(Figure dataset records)
----

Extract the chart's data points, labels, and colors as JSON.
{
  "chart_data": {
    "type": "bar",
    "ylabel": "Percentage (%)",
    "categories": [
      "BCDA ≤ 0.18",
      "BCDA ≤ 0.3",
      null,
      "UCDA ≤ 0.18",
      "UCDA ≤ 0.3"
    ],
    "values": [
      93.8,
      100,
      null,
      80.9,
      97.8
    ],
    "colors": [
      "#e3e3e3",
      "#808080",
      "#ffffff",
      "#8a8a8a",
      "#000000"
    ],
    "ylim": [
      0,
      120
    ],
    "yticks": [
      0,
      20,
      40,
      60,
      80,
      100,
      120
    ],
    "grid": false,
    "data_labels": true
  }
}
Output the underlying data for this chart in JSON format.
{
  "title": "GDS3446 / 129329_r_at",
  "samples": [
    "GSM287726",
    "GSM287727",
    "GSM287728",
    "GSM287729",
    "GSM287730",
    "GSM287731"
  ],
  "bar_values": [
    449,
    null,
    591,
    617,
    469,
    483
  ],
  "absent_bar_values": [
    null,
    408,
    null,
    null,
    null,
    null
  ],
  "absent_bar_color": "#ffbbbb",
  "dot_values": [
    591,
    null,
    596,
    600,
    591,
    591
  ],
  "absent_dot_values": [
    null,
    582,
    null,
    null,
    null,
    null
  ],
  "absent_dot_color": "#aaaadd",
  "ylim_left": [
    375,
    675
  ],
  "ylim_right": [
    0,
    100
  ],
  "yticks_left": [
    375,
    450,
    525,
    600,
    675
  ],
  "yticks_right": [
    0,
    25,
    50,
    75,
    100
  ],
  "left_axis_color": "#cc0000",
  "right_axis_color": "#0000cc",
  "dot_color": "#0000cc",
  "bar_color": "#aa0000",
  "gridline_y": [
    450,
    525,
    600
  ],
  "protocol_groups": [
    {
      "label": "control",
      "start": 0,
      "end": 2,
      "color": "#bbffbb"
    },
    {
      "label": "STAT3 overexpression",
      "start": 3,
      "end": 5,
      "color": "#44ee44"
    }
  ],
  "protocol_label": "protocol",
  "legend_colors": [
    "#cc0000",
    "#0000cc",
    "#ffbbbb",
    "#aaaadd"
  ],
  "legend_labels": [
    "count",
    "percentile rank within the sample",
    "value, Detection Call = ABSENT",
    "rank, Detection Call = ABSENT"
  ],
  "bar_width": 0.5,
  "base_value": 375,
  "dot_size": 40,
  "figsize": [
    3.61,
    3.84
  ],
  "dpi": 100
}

----

Set exercise » Output the data above exactly, please, line for line.

Finished task »
Extract the chart's data points, labels, and colors as JSON.
{
  "chart_data": {
    "type": "bar",
    "ylabel": "Percentage (%)",
    "categories": [
      "BCDA ≤ 0.18",
      "BCDA ≤ 0.3",
      null,
      "UCDA ≤ 0.18",
      "UCDA ≤ 0.3"
    ],
    "values": [
      93.8,
      100,
      null,
      80.9,
      97.8
    ],
    "colors": [
      "#e3e3e3",
      "#808080",
      "#ffffff",
      "#8a8a8a",
      "#000000"
    ],
    "ylim": [
      0,
      120
    ],
    "yticks": [
      0,
      20,
      40,
      60,
      80,
      100,
      120
    ],
    "grid": false,
    "data_labels": true
  }
}
Output the underlying data for this chart in JSON format.
{
  "title": "GDS3446 / 129329_r_at",
  "samples": [
    "GSM287726",
    "GSM287727",
    "GSM287728",
    "GSM287729",
    "GSM287730",
    "GSM287731"
  ],
  "bar_values": [
    449,
    null,
    591,
    617,
    469,
    483
  ],
  "absent_bar_values": [
    null,
    408,
    null,
    null,
    null,
    null
  ],
  "absent_bar_color": "#ffbbbb",
  "dot_values": [
    591,
    null,
    596,
    600,
    591,
    591
  ],
  "absent_dot_values": [
    null,
    582,
    null,
    null,
    null,
    null
  ],
  "absent_dot_color": "#aaaadd",
  "ylim_left": [
    375,
    675
  ],
  "ylim_right": [
    0,
    100
  ],
  "yticks_left": [
    375,
    450,
    525,
    600,
    675
  ],
  "yticks_right": [
    0,
    25,
    50,
    75,
    100
  ],
  "left_axis_color": "#cc0000",
  "right_axis_color": "#0000cc",
  "dot_color": "#0000cc",
  "bar_color": "#aa0000",
  "gridline_y": [
    450,
    525,
    600
  ],
  "protocol_groups": [
    {
      "label": "control",
      "start": 0,
      "end": 2,
      "color": "#bbffbb"
    },
    {
      "label": "STAT3 overexpression",
      "start": 3,
      "end": 5,
      "color": "#44ee44"
    }
  ],
  "protocol_label": "protocol",
  "legend_colors": [
    "#cc0000",
    "#0000cc",
    "#ffbbbb",
    "#aaaadd"
  ],
  "legend_labels": [
    "count",
    "percentile rank within the sample",
    "value, Detection Call = ABSENT",
    "rank, Detection Call = ABSENT"
  ],
  "bar_width": 0.5,
  "base_value": 375,
  "dot_size": 40,
  "figsize": [
    3.61,
    3.84
  ],
  "dpi": 100
}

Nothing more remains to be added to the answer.